> [Directive]: Using the listing below, please gather every line containing the word "Wahlkreis".

> [Material for the task]:
++++++++++

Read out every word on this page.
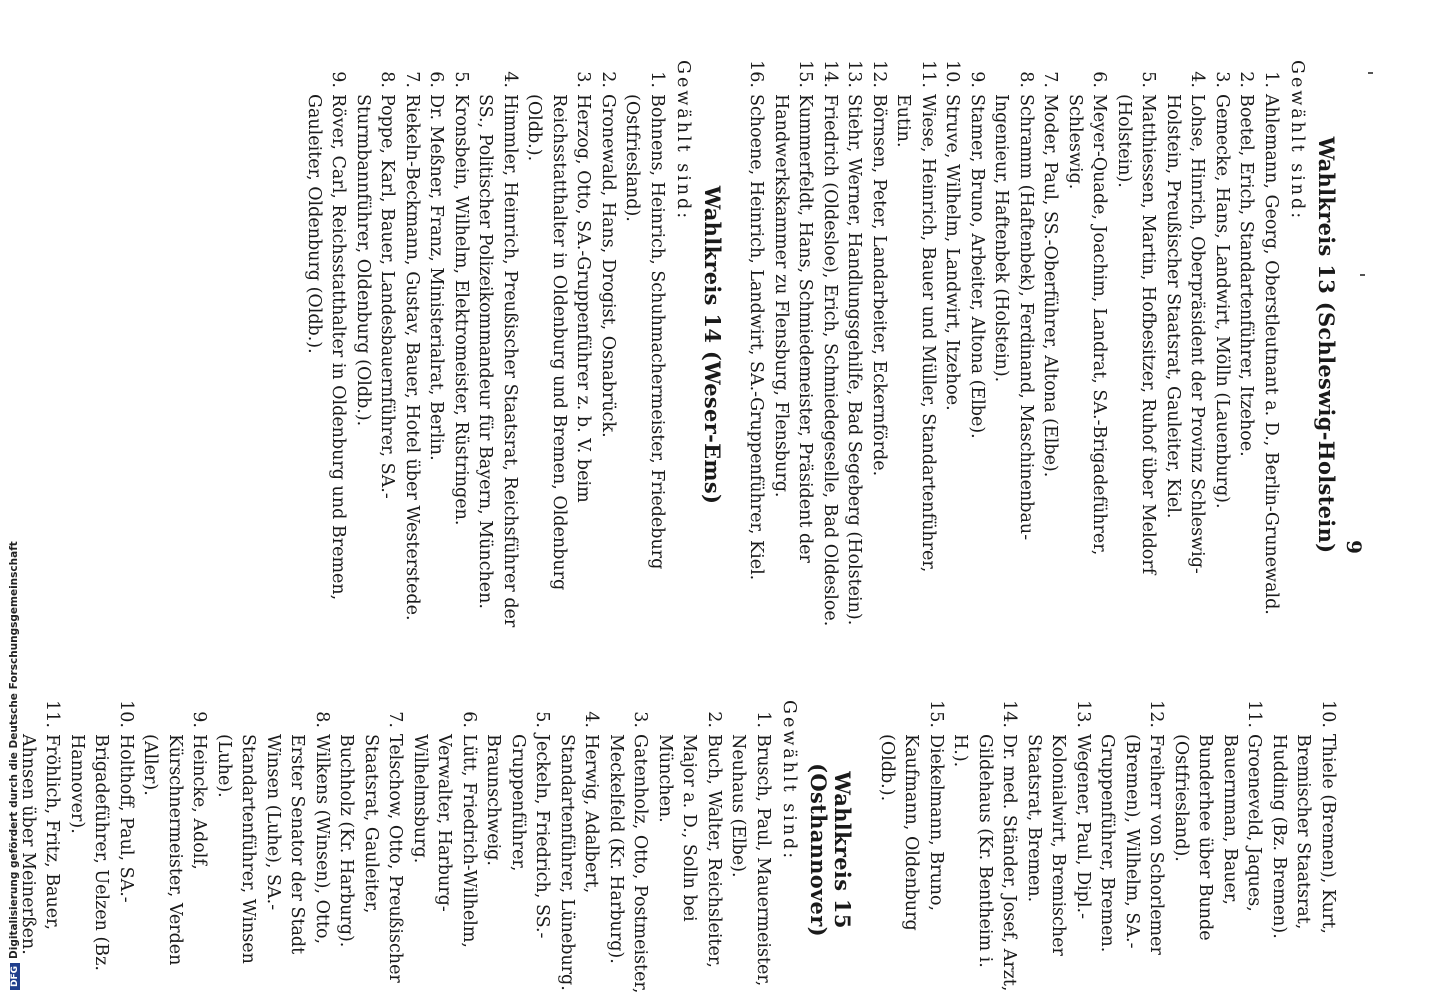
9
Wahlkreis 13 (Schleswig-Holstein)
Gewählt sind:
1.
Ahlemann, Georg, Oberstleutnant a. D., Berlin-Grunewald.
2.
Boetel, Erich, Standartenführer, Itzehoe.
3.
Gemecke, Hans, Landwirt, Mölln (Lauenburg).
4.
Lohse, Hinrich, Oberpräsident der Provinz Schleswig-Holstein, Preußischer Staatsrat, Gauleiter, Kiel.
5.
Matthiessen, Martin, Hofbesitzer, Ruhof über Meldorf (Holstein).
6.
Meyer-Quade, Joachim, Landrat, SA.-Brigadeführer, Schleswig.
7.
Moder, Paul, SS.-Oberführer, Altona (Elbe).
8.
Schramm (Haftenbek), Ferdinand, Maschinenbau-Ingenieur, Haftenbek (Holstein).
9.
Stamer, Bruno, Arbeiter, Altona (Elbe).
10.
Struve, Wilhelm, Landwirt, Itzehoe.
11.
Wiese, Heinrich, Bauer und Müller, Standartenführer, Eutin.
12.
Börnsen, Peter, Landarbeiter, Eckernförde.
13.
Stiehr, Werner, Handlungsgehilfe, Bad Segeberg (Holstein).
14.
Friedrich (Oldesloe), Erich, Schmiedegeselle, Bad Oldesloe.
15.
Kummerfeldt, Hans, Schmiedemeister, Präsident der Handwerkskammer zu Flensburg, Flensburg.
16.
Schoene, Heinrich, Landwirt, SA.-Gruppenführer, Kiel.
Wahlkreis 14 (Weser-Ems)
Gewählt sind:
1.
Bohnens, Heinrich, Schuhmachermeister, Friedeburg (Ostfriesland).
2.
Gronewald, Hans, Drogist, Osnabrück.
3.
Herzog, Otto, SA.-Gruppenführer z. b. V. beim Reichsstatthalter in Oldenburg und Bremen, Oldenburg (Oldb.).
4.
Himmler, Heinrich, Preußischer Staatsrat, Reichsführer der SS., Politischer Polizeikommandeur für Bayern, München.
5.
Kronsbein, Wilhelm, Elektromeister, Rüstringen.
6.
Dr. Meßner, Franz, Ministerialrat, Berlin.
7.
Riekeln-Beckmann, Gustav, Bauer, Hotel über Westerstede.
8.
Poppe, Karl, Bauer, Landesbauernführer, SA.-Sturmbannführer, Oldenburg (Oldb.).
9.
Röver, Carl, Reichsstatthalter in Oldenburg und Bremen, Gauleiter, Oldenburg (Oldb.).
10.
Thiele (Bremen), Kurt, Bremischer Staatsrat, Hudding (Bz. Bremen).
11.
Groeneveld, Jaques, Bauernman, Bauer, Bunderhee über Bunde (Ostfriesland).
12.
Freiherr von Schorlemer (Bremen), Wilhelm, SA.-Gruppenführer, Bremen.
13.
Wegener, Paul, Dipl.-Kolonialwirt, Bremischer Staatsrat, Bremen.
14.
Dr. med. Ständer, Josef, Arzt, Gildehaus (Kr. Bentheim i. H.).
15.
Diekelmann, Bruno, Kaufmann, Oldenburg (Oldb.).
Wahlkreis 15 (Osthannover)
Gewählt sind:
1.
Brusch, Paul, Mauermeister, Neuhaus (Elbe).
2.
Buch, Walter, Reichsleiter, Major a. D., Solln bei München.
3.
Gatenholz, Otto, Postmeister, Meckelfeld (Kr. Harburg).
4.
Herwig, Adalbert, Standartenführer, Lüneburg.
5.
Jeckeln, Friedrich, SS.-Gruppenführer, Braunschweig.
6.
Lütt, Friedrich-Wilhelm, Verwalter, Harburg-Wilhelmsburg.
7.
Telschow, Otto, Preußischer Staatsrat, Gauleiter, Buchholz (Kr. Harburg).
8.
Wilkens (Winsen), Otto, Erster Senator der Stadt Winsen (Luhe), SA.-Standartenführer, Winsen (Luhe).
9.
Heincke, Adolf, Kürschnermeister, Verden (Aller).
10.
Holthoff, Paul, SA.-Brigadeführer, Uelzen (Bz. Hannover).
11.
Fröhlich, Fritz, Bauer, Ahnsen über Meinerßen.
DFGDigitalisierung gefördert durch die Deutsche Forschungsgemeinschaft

++++++++++

> [Result]:
Wahlkreis 13 (Schleswig-Holstein)
Wahlkreis 14 (Weser-Ems)
Wahlkreis 15 (Osthannover)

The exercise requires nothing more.